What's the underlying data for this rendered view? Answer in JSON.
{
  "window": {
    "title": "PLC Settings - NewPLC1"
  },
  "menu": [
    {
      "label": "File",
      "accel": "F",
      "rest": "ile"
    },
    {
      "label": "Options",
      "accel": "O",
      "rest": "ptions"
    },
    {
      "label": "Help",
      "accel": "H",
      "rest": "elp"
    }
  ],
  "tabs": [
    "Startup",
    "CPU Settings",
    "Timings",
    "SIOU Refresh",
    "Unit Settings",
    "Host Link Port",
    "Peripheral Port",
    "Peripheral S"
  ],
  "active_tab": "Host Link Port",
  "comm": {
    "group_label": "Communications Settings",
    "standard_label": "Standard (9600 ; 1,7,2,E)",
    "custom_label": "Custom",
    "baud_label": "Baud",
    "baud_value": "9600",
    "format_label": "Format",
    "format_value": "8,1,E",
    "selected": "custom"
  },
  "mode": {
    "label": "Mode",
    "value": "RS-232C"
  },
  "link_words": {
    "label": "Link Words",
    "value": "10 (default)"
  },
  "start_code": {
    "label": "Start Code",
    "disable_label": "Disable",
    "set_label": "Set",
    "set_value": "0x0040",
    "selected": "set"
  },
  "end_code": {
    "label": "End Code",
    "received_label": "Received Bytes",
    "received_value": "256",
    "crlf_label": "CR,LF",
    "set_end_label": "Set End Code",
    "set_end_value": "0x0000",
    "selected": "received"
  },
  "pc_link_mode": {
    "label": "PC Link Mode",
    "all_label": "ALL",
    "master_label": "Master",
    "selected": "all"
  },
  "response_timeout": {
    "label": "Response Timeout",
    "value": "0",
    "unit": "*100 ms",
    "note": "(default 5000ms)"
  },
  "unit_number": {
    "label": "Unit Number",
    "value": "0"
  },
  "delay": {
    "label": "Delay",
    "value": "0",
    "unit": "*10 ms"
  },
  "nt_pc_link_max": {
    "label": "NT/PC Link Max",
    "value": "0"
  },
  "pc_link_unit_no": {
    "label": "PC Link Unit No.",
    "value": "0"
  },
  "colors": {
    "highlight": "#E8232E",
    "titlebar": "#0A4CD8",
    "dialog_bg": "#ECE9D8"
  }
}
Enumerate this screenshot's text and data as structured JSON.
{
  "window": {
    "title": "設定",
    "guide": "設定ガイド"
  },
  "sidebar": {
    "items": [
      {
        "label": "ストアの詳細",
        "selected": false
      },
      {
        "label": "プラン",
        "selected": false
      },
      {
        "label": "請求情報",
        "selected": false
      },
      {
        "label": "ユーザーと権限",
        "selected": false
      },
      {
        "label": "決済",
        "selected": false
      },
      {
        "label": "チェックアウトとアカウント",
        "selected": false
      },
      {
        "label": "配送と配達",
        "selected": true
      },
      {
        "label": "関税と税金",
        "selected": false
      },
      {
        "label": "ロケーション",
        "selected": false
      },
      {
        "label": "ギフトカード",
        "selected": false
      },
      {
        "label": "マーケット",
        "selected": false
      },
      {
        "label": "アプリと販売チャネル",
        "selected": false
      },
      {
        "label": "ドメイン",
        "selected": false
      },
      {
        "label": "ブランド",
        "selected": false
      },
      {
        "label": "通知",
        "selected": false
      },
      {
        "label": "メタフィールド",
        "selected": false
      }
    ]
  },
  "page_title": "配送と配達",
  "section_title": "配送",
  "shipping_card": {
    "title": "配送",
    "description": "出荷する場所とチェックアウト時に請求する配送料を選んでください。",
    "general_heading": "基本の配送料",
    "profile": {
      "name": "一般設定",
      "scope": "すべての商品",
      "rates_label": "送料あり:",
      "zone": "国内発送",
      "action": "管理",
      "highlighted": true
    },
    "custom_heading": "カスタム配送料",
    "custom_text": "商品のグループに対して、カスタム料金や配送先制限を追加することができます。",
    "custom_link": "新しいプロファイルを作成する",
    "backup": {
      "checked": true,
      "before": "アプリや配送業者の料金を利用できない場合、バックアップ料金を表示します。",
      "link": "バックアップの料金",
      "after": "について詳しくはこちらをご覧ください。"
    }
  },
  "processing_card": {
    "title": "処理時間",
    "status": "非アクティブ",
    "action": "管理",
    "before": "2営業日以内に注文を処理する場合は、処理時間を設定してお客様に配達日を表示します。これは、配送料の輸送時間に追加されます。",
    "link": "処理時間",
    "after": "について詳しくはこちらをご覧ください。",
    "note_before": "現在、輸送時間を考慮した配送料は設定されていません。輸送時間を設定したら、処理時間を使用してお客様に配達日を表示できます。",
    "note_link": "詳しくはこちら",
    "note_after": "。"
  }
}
+---+
Work instructions — All of the records must be retyped exactly as they are.

The output —
What's the underlying data for this rendered view? Answer in JSON.
{
  "window": {
    "title": "PLC Settings - NewPLC1"
  },
  "menu": [
    {
      "label": "File",
      "accel": "F",
      "rest": "ile"
    },
    {
      "label": "Options",
      "accel": "O",
      "rest": "ptions"
    },
    {
      "label": "Help",
      "accel": "H",
      "rest": "elp"
    }
  ],
  "tabs": [
    "Startup",
    "CPU Settings",
    "Timings",
    "SIOU Refresh",
    "Unit Settings",
    "Host Link Port",
    "Peripheral Port",
    "Peripheral S"
  ],
  "active_tab": "Host Link Port",
  "comm": {
    "group_label": "Communications Settings",
    "standard_label": "Standard (9600 ; 1,7,2,E)",
    "custom_label": "Custom",
    "baud_label": "Baud",
    "baud_value": "9600",
    "format_label": "Format",
    "format_value": "8,1,E",
    "selected": "custom"
  },
  "mode": {
    "label": "Mode",
    "value": "RS-232C"
  },
  "link_words": {
    "label": "Link Words",
    "value": "10 (default)"
  },
  "start_code": {
    "label": "Start Code",
    "disable_label": "Disable",
    "set_label": "Set",
    "set_value": "0x0040",
    "selected": "set"
  },
  "end_code": {
    "label": "End Code",
    "received_label": "Received Bytes",
    "received_value": "256",
    "crlf_label": "CR,LF",
    "set_end_label": "Set End Code",
    "set_end_value": "0x0000",
    "selected": "received"
  },
  "pc_link_mode": {
    "label": "PC Link Mode",
    "all_label": "ALL",
    "master_label": "Master",
    "selected": "all"
  },
  "response_timeout": {
    "label": "Response Timeout",
    "value": "0",
    "unit": "*100 ms",
    "note": "(default 5000ms)"
  },
  "unit_number": {
    "label": "Unit Number",
    "value": "0"
  },
  "delay": {
    "label": "Delay",
    "value": "0",
    "unit": "*10 ms"
  },
  "nt_pc_link_max": {
    "label": "NT/PC Link Max",
    "value": "0"
  },
  "pc_link_unit_no": {
    "label": "PC Link Unit No.",
    "value": "0"
  },
  "colors": {
    "highlight": "#E8232E",
    "titlebar": "#0A4CD8",
    "dialog_bg": "#ECE9D8"
  }
}
Enumerate this screenshot's text and data as structured JSON.
{
  "window": {
    "title": "設定",
    "guide": "設定ガイド"
  },
  "sidebar": {
    "items": [
      {
        "label": "ストアの詳細",
        "selected": false
      },
      {
        "label": "プラン",
        "selected": false
      },
      {
        "label": "請求情報",
        "selected": false
      },
      {
        "label": "ユーザーと権限",
        "selected": false
      },
      {
        "label": "決済",
        "selected": false
      },
      {
        "label": "チェックアウトとアカウント",
        "selected": false
      },
      {
        "label": "配送と配達",
        "selected": true
      },
      {
        "label": "関税と税金",
        "selected": false
      },
      {
        "label": "ロケーション",
        "selected": false
      },
      {
        "label": "ギフトカード",
        "selected": false
      },
      {
        "label": "マーケット",
        "selected": false
      },
      {
        "label": "アプリと販売チャネル",
        "selected": false
      },
      {
        "label": "ドメイン",
        "selected": false
      },
      {
        "label": "ブランド",
        "selected": false
      },
      {
        "label": "通知",
        "selected": false
      },
      {
        "label": "メタフィールド",
        "selected": false
      }
    ]
  },
  "page_title": "配送と配達",
  "section_title": "配送",
  "shipping_card": {
    "title": "配送",
    "description": "出荷する場所とチェックアウト時に請求する配送料を選んでください。",
    "general_heading": "基本の配送料",
    "profile": {
      "name": "一般設定",
      "scope": "すべての商品",
      "rates_label": "送料あり:",
      "zone": "国内発送",
      "action": "管理",
      "highlighted": true
    },
    "custom_heading": "カスタム配送料",
    "custom_text": "商品のグループに対して、カスタム料金や配送先制限を追加することができます。",
    "custom_link": "新しいプロファイルを作成する",
    "backup": {
      "checked": true,
      "before": "アプリや配送業者の料金を利用できない場合、バックアップ料金を表示します。",
      "link": "バックアップの料金",
      "after": "について詳しくはこちらをご覧ください。"
    }
  },
  "processing_card": {
    "title": "処理時間",
    "status": "非アクティブ",
    "action": "管理",
    "before": "2営業日以内に注文を処理する場合は、処理時間を設定してお客様に配達日を表示します。これは、配送料の輸送時間に追加されます。",
    "link": "処理時間",
    "after": "について詳しくはこちらをご覧ください。",
    "note_before": "現在、輸送時間を考慮した配送料は設定されていません。輸送時間を設定したら、処理時間を使用してお客様に配達日を表示できます。",
    "note_link": "詳しくはこちら",
    "note_after": "。"
  }
}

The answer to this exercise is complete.